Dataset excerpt
==*==
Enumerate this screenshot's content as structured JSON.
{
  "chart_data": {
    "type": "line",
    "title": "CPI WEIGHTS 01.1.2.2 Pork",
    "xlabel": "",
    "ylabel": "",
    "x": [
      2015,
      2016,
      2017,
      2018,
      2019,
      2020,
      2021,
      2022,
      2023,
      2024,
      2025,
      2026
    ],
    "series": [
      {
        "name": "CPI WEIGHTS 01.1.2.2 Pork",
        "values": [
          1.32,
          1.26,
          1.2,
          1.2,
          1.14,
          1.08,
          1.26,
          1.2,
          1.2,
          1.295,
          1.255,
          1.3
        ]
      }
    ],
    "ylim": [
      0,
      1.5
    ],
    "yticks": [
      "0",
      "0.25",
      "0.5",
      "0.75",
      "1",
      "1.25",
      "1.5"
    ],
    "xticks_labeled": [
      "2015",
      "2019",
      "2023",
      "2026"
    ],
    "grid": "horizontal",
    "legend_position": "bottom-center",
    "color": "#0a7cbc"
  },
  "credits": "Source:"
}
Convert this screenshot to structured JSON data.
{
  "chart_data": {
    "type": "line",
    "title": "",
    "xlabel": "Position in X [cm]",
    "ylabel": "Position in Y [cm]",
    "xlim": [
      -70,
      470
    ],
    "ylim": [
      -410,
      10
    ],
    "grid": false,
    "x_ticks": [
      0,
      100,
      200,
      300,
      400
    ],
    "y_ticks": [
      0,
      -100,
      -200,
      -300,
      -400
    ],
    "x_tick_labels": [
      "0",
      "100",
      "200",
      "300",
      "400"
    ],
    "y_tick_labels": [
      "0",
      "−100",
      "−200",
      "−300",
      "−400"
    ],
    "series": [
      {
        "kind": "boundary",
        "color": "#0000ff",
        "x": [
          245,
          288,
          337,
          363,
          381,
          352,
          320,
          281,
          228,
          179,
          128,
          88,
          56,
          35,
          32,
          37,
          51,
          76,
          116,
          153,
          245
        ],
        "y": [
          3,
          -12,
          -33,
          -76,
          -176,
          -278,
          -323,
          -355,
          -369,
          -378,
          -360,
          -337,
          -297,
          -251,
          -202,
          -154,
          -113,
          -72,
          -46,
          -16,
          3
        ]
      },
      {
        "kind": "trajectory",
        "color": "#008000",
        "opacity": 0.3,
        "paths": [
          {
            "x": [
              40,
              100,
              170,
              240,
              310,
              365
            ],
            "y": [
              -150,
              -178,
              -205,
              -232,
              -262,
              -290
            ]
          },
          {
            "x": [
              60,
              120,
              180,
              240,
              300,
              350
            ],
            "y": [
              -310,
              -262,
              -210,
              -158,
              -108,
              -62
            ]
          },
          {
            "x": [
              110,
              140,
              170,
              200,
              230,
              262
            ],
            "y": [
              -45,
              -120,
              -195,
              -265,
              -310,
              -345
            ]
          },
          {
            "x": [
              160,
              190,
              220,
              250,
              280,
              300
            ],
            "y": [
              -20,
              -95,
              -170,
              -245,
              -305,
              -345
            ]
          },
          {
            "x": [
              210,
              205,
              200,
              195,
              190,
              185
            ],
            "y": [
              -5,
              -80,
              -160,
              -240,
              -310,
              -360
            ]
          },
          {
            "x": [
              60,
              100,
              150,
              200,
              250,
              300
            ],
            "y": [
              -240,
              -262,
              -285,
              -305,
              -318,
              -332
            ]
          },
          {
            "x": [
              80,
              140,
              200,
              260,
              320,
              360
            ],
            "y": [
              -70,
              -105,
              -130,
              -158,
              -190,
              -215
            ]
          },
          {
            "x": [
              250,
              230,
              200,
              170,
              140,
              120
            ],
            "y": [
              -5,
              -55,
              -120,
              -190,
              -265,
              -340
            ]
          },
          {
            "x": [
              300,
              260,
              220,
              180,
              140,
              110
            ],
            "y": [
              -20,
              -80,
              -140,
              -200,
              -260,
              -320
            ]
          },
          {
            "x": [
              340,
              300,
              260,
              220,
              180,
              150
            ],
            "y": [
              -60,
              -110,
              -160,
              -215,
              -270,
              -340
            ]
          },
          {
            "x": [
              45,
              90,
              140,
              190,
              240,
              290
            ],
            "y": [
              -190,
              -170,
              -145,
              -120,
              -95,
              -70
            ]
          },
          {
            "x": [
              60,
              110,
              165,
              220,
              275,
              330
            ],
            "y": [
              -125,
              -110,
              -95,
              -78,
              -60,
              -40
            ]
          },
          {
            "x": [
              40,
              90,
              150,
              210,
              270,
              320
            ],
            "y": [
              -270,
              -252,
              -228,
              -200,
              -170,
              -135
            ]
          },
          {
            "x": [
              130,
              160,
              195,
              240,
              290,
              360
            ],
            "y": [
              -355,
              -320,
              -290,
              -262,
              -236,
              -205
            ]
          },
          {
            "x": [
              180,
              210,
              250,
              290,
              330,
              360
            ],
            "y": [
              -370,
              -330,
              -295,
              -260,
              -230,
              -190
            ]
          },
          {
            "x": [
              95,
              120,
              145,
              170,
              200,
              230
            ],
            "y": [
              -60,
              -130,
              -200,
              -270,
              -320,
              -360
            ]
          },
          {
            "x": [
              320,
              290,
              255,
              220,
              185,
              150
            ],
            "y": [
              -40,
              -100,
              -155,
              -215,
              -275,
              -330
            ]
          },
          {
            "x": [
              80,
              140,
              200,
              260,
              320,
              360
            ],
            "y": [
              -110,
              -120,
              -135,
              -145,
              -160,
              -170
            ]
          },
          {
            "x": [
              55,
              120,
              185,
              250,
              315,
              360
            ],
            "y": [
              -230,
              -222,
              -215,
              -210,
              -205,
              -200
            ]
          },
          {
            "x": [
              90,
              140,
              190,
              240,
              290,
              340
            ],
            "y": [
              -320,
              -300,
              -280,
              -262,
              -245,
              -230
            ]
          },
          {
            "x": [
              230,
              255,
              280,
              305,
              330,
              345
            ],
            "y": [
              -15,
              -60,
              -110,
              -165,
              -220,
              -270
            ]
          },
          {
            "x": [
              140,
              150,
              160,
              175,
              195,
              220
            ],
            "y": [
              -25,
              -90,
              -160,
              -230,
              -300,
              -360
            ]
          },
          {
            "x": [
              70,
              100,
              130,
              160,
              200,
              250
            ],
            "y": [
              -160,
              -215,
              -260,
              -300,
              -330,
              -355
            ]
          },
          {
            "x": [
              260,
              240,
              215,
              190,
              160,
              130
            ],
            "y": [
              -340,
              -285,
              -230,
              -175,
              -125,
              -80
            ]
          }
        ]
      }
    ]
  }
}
==*==
**WHAT IS EXPECTED**: Extract the complete set of records unchanged.

**CORRECT ANSWER**:
Enumerate this screenshot's content as structured JSON.
{
  "chart_data": {
    "type": "line",
    "title": "CPI WEIGHTS 01.1.2.2 Pork",
    "xlabel": "",
    "ylabel": "",
    "x": [
      2015,
      2016,
      2017,
      2018,
      2019,
      2020,
      2021,
      2022,
      2023,
      2024,
      2025,
      2026
    ],
    "series": [
      {
        "name": "CPI WEIGHTS 01.1.2.2 Pork",
        "values": [
          1.32,
          1.26,
          1.2,
          1.2,
          1.14,
          1.08,
          1.26,
          1.2,
          1.2,
          1.295,
          1.255,
          1.3
        ]
      }
    ],
    "ylim": [
      0,
      1.5
    ],
    "yticks": [
      "0",
      "0.25",
      "0.5",
      "0.75",
      "1",
      "1.25",
      "1.5"
    ],
    "xticks_labeled": [
      "2015",
      "2019",
      "2023",
      "2026"
    ],
    "grid": "horizontal",
    "legend_position": "bottom-center",
    "color": "#0a7cbc"
  },
  "credits": "Source:"
}
Convert this screenshot to structured JSON data.
{
  "chart_data": {
    "type": "line",
    "title": "",
    "xlabel": "Position in X [cm]",
    "ylabel": "Position in Y [cm]",
    "xlim": [
      -70,
      470
    ],
    "ylim": [
      -410,
      10
    ],
    "grid": false,
    "x_ticks": [
      0,
      100,
      200,
      300,
      400
    ],
    "y_ticks": [
      0,
      -100,
      -200,
      -300,
      -400
    ],
    "x_tick_labels": [
      "0",
      "100",
      "200",
      "300",
      "400"
    ],
    "y_tick_labels": [
      "0",
      "−100",
      "−200",
      "−300",
      "−400"
    ],
    "series": [
      {
        "kind": "boundary",
        "color": "#0000ff",
        "x": [
          245,
          288,
          337,
          363,
          381,
          352,
          320,
          281,
          228,
          179,
          128,
          88,
          56,
          35,
          32,
          37,
          51,
          76,
          116,
          153,
          245
        ],
        "y": [
          3,
          -12,
          -33,
          -76,
          -176,
          -278,
          -323,
          -355,
          -369,
          -378,
          -360,
          -337,
          -297,
          -251,
          -202,
          -154,
          -113,
          -72,
          -46,
          -16,
          3
        ]
      },
      {
        "kind": "trajectory",
        "color": "#008000",
        "opacity": 0.3,
        "paths": [
          {
            "x": [
              40,
              100,
              170,
              240,
              310,
              365
            ],
            "y": [
              -150,
              -178,
              -205,
              -232,
              -262,
              -290
            ]
          },
          {
            "x": [
              60,
              120,
              180,
              240,
              300,
              350
            ],
            "y": [
              -310,
              -262,
              -210,
              -158,
              -108,
              -62
            ]
          },
          {
            "x": [
              110,
              140,
              170,
              200,
              230,
              262
            ],
            "y": [
              -45,
              -120,
              -195,
              -265,
              -310,
              -345
            ]
          },
          {
            "x": [
              160,
              190,
              220,
              250,
              280,
              300
            ],
            "y": [
              -20,
              -95,
              -170,
              -245,
              -305,
              -345
            ]
          },
          {
            "x": [
              210,
              205,
              200,
              195,
              190,
              185
            ],
            "y": [
              -5,
              -80,
              -160,
              -240,
              -310,
              -360
            ]
          },
          {
            "x": [
              60,
              100,
              150,
              200,
              250,
              300
            ],
            "y": [
              -240,
              -262,
              -285,
              -305,
              -318,
              -332
            ]
          },
          {
            "x": [
              80,
              140,
              200,
              260,
              320,
              360
            ],
            "y": [
              -70,
              -105,
              -130,
              -158,
              -190,
              -215
            ]
          },
          {
            "x": [
              250,
              230,
              200,
              170,
              140,
              120
            ],
            "y": [
              -5,
              -55,
              -120,
              -190,
              -265,
              -340
            ]
          },
          {
            "x": [
              300,
              260,
              220,
              180,
              140,
              110
            ],
            "y": [
              -20,
              -80,
              -140,
              -200,
              -260,
              -320
            ]
          },
          {
            "x": [
              340,
              300,
              260,
              220,
              180,
              150
            ],
            "y": [
              -60,
              -110,
              -160,
              -215,
              -270,
              -340
            ]
          },
          {
            "x": [
              45,
              90,
              140,
              190,
              240,
              290
            ],
            "y": [
              -190,
              -170,
              -145,
              -120,
              -95,
              -70
            ]
          },
          {
            "x": [
              60,
              110,
              165,
              220,
              275,
              330
            ],
            "y": [
              -125,
              -110,
              -95,
              -78,
              -60,
              -40
            ]
          },
          {
            "x": [
              40,
              90,
              150,
              210,
              270,
              320
            ],
            "y": [
              -270,
              -252,
              -228,
              -200,
              -170,
              -135
            ]
          },
          {
            "x": [
              130,
              160,
              195,
              240,
              290,
              360
            ],
            "y": [
              -355,
              -320,
              -290,
              -262,
              -236,
              -205
            ]
          },
          {
            "x": [
              180,
              210,
              250,
              290,
              330,
              360
            ],
            "y": [
              -370,
              -330,
              -295,
              -260,
              -230,
              -190
            ]
          },
          {
            "x": [
              95,
              120,
              145,
              170,
              200,
              230
            ],
            "y": [
              -60,
              -130,
              -200,
              -270,
              -320,
              -360
            ]
          },
          {
            "x": [
              320,
              290,
              255,
              220,
              185,
              150
            ],
            "y": [
              -40,
              -100,
              -155,
              -215,
              -275,
              -330
            ]
          },
          {
            "x": [
              80,
              140,
              200,
              260,
              320,
              360
            ],
            "y": [
              -110,
              -120,
              -135,
              -145,
              -160,
              -170
            ]
          },
          {
            "x": [
              55,
              120,
              185,
              250,
              315,
              360
            ],
            "y": [
              -230,
              -222,
              -215,
              -210,
              -205,
              -200
            ]
          },
          {
            "x": [
              90,
              140,
              190,
              240,
              290,
              340
            ],
            "y": [
              -320,
              -300,
              -280,
              -262,
              -245,
              -230
            ]
          },
          {
            "x": [
              230,
              255,
              280,
              305,
              330,
              345
            ],
            "y": [
              -15,
              -60,
              -110,
              -165,
              -220,
              -270
            ]
          },
          {
            "x": [
              140,
              150,
              160,
              175,
              195,
              220
            ],
            "y": [
              -25,
              -90,
              -160,
              -230,
              -300,
              -360
            ]
          },
          {
            "x": [
              70,
              100,
              130,
              160,
              200,
              250
            ],
            "y": [
              -160,
              -215,
              -260,
              -300,
              -330,
              -355
            ]
          },
          {
            "x": [
              260,
              240,
              215,
              190,
              160,
              130
            ],
            "y": [
              -340,
              -285,
              -230,
              -175,
              -125,
              -80
            ]
          }
        ]
      }
    ]
  }
}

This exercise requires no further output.